• **Directions**
Look through the lines below and extract each one that contains "Marktgemeinderat".

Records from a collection
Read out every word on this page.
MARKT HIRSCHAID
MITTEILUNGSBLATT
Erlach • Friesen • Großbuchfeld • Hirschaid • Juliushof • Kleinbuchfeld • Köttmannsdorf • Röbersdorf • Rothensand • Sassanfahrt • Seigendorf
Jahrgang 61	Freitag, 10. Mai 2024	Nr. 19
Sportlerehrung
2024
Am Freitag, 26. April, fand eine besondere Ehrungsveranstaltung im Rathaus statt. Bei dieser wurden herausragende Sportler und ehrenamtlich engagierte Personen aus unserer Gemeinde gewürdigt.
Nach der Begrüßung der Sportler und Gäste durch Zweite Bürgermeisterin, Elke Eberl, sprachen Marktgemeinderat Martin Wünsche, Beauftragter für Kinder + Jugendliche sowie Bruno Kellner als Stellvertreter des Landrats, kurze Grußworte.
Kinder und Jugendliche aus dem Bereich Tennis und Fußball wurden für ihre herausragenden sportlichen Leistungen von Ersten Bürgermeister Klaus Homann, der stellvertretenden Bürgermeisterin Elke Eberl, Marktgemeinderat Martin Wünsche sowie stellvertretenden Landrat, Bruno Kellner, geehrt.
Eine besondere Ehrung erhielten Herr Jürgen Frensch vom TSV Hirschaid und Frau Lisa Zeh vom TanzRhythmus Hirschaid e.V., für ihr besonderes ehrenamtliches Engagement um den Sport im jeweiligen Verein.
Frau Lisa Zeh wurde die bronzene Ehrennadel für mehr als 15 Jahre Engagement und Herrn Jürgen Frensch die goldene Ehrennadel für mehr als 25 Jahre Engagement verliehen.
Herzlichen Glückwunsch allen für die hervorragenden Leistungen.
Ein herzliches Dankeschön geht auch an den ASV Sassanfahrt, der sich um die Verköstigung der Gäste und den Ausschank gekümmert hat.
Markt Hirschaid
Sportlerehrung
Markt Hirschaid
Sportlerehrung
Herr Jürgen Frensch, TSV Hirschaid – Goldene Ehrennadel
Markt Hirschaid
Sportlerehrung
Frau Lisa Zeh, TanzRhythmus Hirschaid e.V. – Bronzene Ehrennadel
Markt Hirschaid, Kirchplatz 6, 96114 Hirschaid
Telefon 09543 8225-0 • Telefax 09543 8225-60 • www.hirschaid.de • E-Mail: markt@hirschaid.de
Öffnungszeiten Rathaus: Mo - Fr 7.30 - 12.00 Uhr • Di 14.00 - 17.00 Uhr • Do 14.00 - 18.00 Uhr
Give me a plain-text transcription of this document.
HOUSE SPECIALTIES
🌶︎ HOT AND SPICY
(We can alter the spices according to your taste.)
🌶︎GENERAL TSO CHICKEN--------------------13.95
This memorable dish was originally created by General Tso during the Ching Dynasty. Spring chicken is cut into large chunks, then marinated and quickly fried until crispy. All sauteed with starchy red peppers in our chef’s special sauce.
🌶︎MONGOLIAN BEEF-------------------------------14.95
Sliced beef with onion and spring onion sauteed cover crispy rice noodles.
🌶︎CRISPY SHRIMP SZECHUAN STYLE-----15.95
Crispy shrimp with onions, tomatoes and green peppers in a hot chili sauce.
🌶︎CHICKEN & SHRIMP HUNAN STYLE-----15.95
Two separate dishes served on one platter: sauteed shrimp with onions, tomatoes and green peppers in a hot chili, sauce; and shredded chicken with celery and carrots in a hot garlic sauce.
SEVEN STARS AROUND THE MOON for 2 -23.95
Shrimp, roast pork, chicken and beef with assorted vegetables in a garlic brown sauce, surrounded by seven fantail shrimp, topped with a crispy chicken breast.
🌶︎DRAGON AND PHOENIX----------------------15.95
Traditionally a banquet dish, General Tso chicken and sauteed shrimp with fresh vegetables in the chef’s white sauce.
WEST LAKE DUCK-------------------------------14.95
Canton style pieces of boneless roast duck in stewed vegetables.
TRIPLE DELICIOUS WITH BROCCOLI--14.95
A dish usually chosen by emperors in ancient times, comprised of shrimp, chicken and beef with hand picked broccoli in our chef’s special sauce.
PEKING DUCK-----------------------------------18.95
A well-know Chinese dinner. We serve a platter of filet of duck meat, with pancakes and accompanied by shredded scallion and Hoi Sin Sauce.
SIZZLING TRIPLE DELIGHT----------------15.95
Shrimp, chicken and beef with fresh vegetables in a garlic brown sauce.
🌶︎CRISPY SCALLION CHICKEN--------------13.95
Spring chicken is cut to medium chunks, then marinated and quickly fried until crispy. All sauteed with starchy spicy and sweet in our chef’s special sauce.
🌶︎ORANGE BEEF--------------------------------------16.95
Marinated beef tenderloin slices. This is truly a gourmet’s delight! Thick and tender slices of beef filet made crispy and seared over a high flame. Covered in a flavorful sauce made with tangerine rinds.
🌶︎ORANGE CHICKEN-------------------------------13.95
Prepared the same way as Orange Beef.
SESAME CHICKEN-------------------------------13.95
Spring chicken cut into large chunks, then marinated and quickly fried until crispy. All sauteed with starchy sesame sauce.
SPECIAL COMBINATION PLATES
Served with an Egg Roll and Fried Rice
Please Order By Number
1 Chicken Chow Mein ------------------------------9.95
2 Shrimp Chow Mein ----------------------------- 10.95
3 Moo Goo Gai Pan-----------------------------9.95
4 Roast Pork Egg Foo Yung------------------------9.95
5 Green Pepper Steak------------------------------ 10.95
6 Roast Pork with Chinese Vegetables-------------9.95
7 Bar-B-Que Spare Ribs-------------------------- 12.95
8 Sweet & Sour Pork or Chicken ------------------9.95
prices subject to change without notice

• **Task response**
Nach der Begrüßung der Sportler und Gäste durch Zweite Bürgermeisterin, Elke Eberl, sprachen Marktgemeinderat Martin Wünsche, Beauftragter für Kinder + Jugendliche sowie Bruno Kellner als Stellvertreter des Landrats, kurze Grußworte.
Kinder und Jugendliche aus dem Bereich Tennis und Fußball wurden für ihre herausragenden sportlichen Leistungen von Ersten Bürgermeister Klaus Homann, der stellvertretenden Bürgermeisterin Elke Eberl, Marktgemeinderat Martin Wünsche sowie stellvertretenden Landrat, Bruno Kellner, geehrt.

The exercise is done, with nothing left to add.